> **Task objective**: Print, exactly and completely, every entry in the data.

[BEGIN Extracted records]

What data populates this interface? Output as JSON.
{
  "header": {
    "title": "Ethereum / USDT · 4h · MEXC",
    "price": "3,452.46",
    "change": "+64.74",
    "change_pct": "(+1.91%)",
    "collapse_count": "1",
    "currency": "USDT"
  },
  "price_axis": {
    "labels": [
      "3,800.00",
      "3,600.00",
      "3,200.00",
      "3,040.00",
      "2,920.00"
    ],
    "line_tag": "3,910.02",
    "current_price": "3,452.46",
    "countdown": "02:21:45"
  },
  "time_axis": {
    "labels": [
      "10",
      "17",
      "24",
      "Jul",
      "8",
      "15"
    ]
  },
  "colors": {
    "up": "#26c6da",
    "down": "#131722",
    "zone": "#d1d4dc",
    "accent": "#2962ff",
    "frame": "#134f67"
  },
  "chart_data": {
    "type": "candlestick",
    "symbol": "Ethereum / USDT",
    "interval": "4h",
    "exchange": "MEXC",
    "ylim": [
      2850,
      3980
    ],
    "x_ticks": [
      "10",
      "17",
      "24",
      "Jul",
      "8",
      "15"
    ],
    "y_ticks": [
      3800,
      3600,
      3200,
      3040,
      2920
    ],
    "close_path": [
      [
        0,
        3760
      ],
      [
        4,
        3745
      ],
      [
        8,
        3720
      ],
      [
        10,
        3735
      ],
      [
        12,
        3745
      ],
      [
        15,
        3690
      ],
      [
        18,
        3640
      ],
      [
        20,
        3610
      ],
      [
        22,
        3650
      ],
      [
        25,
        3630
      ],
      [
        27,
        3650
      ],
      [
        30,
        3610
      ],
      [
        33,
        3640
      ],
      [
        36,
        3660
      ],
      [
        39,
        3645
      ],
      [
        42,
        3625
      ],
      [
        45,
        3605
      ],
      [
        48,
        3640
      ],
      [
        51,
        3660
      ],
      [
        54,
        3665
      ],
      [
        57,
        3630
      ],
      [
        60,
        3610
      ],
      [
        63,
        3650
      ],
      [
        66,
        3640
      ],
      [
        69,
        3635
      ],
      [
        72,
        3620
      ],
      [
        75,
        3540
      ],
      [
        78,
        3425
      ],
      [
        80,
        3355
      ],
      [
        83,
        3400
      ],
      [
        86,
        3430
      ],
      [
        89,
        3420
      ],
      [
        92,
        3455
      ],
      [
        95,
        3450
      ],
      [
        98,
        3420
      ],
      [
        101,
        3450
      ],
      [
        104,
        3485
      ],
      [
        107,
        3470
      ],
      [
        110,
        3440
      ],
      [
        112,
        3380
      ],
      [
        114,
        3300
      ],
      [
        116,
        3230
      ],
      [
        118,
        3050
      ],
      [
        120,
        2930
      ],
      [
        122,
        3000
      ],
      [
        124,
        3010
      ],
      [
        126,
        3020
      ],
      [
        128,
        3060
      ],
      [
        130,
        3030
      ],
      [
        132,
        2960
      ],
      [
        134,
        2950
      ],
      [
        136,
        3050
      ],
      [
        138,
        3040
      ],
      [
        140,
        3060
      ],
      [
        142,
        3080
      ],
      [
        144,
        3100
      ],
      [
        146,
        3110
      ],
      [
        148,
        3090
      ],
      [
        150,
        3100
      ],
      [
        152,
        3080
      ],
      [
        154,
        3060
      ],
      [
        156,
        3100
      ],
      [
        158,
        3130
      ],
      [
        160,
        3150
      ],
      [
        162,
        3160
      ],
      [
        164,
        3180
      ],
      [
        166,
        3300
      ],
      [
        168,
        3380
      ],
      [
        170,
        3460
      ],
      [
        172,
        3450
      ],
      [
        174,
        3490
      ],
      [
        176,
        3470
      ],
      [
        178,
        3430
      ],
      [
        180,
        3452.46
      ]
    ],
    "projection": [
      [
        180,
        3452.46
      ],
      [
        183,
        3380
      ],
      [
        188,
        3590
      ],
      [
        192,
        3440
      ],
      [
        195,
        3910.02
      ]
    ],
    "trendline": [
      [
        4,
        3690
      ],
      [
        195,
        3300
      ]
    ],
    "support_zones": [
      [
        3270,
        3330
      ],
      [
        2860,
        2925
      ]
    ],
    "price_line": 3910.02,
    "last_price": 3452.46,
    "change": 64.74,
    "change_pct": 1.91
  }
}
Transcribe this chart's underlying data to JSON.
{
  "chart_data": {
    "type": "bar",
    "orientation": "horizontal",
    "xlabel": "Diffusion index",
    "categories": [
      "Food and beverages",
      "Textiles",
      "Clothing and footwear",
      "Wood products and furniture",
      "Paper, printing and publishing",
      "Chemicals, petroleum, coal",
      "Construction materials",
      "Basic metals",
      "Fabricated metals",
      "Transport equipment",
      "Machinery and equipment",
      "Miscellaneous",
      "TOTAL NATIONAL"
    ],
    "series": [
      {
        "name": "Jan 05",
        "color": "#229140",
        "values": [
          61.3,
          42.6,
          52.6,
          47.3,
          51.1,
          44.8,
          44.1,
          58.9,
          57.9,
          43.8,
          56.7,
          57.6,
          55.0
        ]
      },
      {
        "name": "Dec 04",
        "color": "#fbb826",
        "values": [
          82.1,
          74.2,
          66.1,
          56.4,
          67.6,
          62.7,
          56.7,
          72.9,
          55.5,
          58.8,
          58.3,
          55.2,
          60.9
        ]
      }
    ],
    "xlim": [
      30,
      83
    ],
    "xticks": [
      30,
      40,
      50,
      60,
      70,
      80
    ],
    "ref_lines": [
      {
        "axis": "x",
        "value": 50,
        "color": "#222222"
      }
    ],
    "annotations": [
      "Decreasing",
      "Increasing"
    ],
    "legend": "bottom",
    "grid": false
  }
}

[END Extracted records]

> **Result of this exercise**:
What data populates this interface? Output as JSON.
{
  "header": {
    "title": "Ethereum / USDT · 4h · MEXC",
    "price": "3,452.46",
    "change": "+64.74",
    "change_pct": "(+1.91%)",
    "collapse_count": "1",
    "currency": "USDT"
  },
  "price_axis": {
    "labels": [
      "3,800.00",
      "3,600.00",
      "3,200.00",
      "3,040.00",
      "2,920.00"
    ],
    "line_tag": "3,910.02",
    "current_price": "3,452.46",
    "countdown": "02:21:45"
  },
  "time_axis": {
    "labels": [
      "10",
      "17",
      "24",
      "Jul",
      "8",
      "15"
    ]
  },
  "colors": {
    "up": "#26c6da",
    "down": "#131722",
    "zone": "#d1d4dc",
    "accent": "#2962ff",
    "frame": "#134f67"
  },
  "chart_data": {
    "type": "candlestick",
    "symbol": "Ethereum / USDT",
    "interval": "4h",
    "exchange": "MEXC",
    "ylim": [
      2850,
      3980
    ],
    "x_ticks": [
      "10",
      "17",
      "24",
      "Jul",
      "8",
      "15"
    ],
    "y_ticks": [
      3800,
      3600,
      3200,
      3040,
      2920
    ],
    "close_path": [
      [
        0,
        3760
      ],
      [
        4,
        3745
      ],
      [
        8,
        3720
      ],
      [
        10,
        3735
      ],
      [
        12,
        3745
      ],
      [
        15,
        3690
      ],
      [
        18,
        3640
      ],
      [
        20,
        3610
      ],
      [
        22,
        3650
      ],
      [
        25,
        3630
      ],
      [
        27,
        3650
      ],
      [
        30,
        3610
      ],
      [
        33,
        3640
      ],
      [
        36,
        3660
      ],
      [
        39,
        3645
      ],
      [
        42,
        3625
      ],
      [
        45,
        3605
      ],
      [
        48,
        3640
      ],
      [
        51,
        3660
      ],
      [
        54,
        3665
      ],
      [
        57,
        3630
      ],
      [
        60,
        3610
      ],
      [
        63,
        3650
      ],
      [
        66,
        3640
      ],
      [
        69,
        3635
      ],
      [
        72,
        3620
      ],
      [
        75,
        3540
      ],
      [
        78,
        3425
      ],
      [
        80,
        3355
      ],
      [
        83,
        3400
      ],
      [
        86,
        3430
      ],
      [
        89,
        3420
      ],
      [
        92,
        3455
      ],
      [
        95,
        3450
      ],
      [
        98,
        3420
      ],
      [
        101,
        3450
      ],
      [
        104,
        3485
      ],
      [
        107,
        3470
      ],
      [
        110,
        3440
      ],
      [
        112,
        3380
      ],
      [
        114,
        3300
      ],
      [
        116,
        3230
      ],
      [
        118,
        3050
      ],
      [
        120,
        2930
      ],
      [
        122,
        3000
      ],
      [
        124,
        3010
      ],
      [
        126,
        3020
      ],
      [
        128,
        3060
      ],
      [
        130,
        3030
      ],
      [
        132,
        2960
      ],
      [
        134,
        2950
      ],
      [
        136,
        3050
      ],
      [
        138,
        3040
      ],
      [
        140,
        3060
      ],
      [
        142,
        3080
      ],
      [
        144,
        3100
      ],
      [
        146,
        3110
      ],
      [
        148,
        3090
      ],
      [
        150,
        3100
      ],
      [
        152,
        3080
      ],
      [
        154,
        3060
      ],
      [
        156,
        3100
      ],
      [
        158,
        3130
      ],
      [
        160,
        3150
      ],
      [
        162,
        3160
      ],
      [
        164,
        3180
      ],
      [
        166,
        3300
      ],
      [
        168,
        3380
      ],
      [
        170,
        3460
      ],
      [
        172,
        3450
      ],
      [
        174,
        3490
      ],
      [
        176,
        3470
      ],
      [
        178,
        3430
      ],
      [
        180,
        3452.46
      ]
    ],
    "projection": [
      [
        180,
        3452.46
      ],
      [
        183,
        3380
      ],
      [
        188,
        3590
      ],
      [
        192,
        3440
      ],
      [
        195,
        3910.02
      ]
    ],
    "trendline": [
      [
        4,
        3690
      ],
      [
        195,
        3300
      ]
    ],
    "support_zones": [
      [
        3270,
        3330
      ],
      [
        2860,
        2925
      ]
    ],
    "price_line": 3910.02,
    "last_price": 3452.46,
    "change": 64.74,
    "change_pct": 1.91
  }
}
Transcribe this chart's underlying data to JSON.
{
  "chart_data": {
    "type": "bar",
    "orientation": "horizontal",
    "xlabel": "Diffusion index",
    "categories": [
      "Food and beverages",
      "Textiles",
      "Clothing and footwear",
      "Wood products and furniture",
      "Paper, printing and publishing",
      "Chemicals, petroleum, coal",
      "Construction materials",
      "Basic metals",
      "Fabricated metals",
      "Transport equipment",
      "Machinery and equipment",
      "Miscellaneous",
      "TOTAL NATIONAL"
    ],
    "series": [
      {
        "name": "Jan 05",
        "color": "#229140",
        "values": [
          61.3,
          42.6,
          52.6,
          47.3,
          51.1,
          44.8,
          44.1,
          58.9,
          57.9,
          43.8,
          56.7,
          57.6,
          55.0
        ]
      },
      {
        "name": "Dec 04",
        "color": "#fbb826",
        "values": [
          82.1,
          74.2,
          66.1,
          56.4,
          67.6,
          62.7,
          56.7,
          72.9,
          55.5,
          58.8,
          58.3,
          55.2,
          60.9
        ]
      }
    ],
    "xlim": [
      30,
      83
    ],
    "xticks": [
      30,
      40,
      50,
      60,
      70,
      80
    ],
    "ref_lines": [
      {
        "axis": "x",
        "value": 50,
        "color": "#222222"
      }
    ],
    "annotations": [
      "Decreasing",
      "Increasing"
    ],
    "legend": "bottom",
    "grid": false
  }
}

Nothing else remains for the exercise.